(Structured figure records)
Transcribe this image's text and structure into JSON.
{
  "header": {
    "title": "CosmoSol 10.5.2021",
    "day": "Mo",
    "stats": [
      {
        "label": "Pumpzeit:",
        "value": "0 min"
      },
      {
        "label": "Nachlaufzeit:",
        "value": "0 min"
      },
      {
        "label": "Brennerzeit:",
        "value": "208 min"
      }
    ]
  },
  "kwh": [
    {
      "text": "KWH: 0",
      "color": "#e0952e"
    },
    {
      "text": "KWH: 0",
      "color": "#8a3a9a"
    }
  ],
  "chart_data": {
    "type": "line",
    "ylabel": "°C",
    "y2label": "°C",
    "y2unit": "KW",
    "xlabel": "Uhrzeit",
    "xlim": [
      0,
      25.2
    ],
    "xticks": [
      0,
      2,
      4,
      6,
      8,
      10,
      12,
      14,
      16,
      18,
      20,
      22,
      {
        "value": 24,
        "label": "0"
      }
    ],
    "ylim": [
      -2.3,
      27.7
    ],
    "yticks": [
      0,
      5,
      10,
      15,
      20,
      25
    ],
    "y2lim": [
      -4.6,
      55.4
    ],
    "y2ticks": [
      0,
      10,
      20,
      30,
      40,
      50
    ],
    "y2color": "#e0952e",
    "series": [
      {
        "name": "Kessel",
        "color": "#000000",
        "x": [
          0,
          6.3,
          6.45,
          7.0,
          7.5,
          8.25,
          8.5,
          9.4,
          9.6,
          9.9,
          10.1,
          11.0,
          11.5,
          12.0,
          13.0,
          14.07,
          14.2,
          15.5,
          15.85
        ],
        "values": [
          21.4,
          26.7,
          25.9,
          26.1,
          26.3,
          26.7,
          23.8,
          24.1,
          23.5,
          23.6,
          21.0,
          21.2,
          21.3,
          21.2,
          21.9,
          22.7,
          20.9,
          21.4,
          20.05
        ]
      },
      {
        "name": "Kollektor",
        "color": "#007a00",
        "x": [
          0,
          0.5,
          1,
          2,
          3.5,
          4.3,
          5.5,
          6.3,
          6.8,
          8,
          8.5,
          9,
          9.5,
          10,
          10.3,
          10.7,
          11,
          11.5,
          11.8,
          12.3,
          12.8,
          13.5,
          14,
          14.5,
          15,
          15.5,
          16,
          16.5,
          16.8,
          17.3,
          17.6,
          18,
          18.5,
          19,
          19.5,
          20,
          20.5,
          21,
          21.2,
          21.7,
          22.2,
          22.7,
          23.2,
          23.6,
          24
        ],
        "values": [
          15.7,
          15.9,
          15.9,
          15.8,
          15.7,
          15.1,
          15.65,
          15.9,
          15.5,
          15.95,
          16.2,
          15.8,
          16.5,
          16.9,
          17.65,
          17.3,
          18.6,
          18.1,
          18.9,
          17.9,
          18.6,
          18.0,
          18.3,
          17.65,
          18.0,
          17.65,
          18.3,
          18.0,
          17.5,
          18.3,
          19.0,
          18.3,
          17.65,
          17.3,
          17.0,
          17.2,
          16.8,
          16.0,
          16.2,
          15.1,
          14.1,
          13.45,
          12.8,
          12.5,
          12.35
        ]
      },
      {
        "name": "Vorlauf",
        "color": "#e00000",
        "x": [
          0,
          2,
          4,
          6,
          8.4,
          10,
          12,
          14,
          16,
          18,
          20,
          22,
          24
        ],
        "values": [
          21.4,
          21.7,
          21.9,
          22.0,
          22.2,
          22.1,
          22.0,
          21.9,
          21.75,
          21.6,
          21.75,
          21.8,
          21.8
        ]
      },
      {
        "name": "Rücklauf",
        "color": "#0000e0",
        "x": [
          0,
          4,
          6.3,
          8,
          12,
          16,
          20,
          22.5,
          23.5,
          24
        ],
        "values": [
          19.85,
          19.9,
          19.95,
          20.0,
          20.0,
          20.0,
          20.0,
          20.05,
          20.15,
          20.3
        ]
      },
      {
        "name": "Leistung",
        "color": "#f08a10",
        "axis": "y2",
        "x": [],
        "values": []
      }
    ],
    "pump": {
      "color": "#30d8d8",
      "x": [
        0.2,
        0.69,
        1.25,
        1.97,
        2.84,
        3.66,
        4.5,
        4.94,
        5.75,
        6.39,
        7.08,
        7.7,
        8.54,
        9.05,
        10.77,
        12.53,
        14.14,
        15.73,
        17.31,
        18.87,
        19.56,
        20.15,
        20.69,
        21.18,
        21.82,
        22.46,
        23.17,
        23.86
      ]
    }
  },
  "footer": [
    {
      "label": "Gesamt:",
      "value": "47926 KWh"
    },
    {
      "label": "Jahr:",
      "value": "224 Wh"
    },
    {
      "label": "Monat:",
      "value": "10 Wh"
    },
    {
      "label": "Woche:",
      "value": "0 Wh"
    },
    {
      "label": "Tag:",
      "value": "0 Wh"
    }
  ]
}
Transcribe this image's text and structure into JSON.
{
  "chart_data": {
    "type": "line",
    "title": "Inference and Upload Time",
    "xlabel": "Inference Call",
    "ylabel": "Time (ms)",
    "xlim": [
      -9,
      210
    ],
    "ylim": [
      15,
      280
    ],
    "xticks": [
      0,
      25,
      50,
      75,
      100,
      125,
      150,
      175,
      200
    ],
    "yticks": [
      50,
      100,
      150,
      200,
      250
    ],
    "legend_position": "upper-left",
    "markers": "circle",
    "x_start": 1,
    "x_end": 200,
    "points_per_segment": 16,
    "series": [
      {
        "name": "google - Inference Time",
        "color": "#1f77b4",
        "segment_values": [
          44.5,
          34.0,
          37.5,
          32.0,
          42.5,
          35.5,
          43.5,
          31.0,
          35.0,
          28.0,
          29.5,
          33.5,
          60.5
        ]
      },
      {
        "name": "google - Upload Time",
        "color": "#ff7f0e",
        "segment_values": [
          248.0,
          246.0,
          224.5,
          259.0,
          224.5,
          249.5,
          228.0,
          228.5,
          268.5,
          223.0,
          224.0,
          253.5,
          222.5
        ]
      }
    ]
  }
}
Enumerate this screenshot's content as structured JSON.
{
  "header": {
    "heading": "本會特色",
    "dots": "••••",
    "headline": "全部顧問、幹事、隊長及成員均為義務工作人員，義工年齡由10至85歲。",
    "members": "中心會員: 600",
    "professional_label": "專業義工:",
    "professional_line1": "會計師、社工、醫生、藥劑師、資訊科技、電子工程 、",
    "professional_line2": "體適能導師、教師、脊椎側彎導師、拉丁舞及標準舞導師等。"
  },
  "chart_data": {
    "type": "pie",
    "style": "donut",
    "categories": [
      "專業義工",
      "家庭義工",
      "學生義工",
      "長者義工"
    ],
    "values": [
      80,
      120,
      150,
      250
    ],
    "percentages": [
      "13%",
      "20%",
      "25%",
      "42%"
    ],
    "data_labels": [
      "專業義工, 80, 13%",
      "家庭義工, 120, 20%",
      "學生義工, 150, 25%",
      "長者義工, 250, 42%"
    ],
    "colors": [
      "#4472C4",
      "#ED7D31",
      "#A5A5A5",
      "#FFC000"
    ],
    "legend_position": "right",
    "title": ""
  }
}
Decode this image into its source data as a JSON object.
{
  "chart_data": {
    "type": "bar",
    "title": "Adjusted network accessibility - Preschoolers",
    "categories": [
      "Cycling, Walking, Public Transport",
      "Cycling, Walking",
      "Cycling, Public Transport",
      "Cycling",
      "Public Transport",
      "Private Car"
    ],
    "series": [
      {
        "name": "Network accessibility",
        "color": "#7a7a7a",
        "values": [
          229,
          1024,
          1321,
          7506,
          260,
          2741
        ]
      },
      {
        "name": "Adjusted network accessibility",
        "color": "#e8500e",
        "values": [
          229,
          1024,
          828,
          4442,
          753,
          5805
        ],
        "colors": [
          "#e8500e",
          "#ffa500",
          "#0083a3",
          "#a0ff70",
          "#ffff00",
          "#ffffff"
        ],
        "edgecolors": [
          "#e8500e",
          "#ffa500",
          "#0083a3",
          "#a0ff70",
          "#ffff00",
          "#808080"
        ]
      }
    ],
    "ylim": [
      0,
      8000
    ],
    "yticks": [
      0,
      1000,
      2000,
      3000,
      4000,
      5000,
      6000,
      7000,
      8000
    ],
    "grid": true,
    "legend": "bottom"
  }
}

Objective ▸ Which lines contain "Transport"? Copy each of them.

Answer to the task ▸
      "Cycling, Walking, Public Transport",
      "Cycling, Public Transport",
      "Public Transport",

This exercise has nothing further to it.